### INSTRUCTION
Transcribe the entries that follow, word for word.
start SOURCE MATERIAL
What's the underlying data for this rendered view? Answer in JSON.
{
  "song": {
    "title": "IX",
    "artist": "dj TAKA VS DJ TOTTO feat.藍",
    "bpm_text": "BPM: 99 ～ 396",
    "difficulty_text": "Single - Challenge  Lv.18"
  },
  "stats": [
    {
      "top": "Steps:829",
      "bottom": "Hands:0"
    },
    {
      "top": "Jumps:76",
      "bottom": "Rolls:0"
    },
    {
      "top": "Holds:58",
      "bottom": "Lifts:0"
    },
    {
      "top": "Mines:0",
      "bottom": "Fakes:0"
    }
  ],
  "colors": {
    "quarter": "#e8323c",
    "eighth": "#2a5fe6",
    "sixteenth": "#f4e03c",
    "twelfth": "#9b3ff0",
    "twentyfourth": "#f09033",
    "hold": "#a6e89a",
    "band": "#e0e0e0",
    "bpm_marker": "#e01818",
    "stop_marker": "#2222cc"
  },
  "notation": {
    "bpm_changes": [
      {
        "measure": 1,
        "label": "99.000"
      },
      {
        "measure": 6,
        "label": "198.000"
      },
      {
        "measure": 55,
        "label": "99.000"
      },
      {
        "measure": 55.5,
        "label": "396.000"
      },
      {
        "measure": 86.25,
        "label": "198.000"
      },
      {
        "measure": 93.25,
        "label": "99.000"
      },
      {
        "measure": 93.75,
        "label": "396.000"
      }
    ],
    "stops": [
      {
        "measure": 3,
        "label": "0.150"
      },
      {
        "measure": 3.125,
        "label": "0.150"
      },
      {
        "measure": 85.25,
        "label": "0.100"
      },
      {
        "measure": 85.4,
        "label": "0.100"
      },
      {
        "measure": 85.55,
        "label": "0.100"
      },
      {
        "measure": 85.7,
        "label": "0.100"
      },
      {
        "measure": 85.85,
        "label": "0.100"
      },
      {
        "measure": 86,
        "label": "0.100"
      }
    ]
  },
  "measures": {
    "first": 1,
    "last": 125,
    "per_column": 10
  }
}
end SOURCE MATERIAL
### SOLVED EXERCISE
What's the underlying data for this rendered view? Answer in JSON.
{
  "song": {
    "title": "IX",
    "artist": "dj TAKA VS DJ TOTTO feat.藍",
    "bpm_text": "BPM: 99 ～ 396",
    "difficulty_text": "Single - Challenge  Lv.18"
  },
  "stats": [
    {
      "top": "Steps:829",
      "bottom": "Hands:0"
    },
    {
      "top": "Jumps:76",
      "bottom": "Rolls:0"
    },
    {
      "top": "Holds:58",
      "bottom": "Lifts:0"
    },
    {
      "top": "Mines:0",
      "bottom": "Fakes:0"
    }
  ],
  "colors": {
    "quarter": "#e8323c",
    "eighth": "#2a5fe6",
    "sixteenth": "#f4e03c",
    "twelfth": "#9b3ff0",
    "twentyfourth": "#f09033",
    "hold": "#a6e89a",
    "band": "#e0e0e0",
    "bpm_marker": "#e01818",
    "stop_marker": "#2222cc"
  },
  "notation": {
    "bpm_changes": [
      {
        "measure": 1,
        "label": "99.000"
      },
      {
        "measure": 6,
        "label": "198.000"
      },
      {
        "measure": 55,
        "label": "99.000"
      },
      {
        "measure": 55.5,
        "label": "396.000"
      },
      {
        "measure": 86.25,
        "label": "198.000"
      },
      {
        "measure": 93.25,
        "label": "99.000"
      },
      {
        "measure": 93.75,
        "label": "396.000"
      }
    ],
    "stops": [
      {
        "measure": 3,
        "label": "0.150"
      },
      {
        "measure": 3.125,
        "label": "0.150"
      },
      {
        "measure": 85.25,
        "label": "0.100"
      },
      {
        "measure": 85.4,
        "label": "0.100"
      },
      {
        "measure": 85.55,
        "label": "0.100"
      },
      {
        "measure": 85.7,
        "label": "0.100"
      },
      {
        "measure": 85.85,
        "label": "0.100"
      },
      {
        "measure": 86,
        "label": "0.100"
      }
    ]
  },
  "measures": {
    "first": 1,
    "last": 125,
    "per_column": 10
  }
}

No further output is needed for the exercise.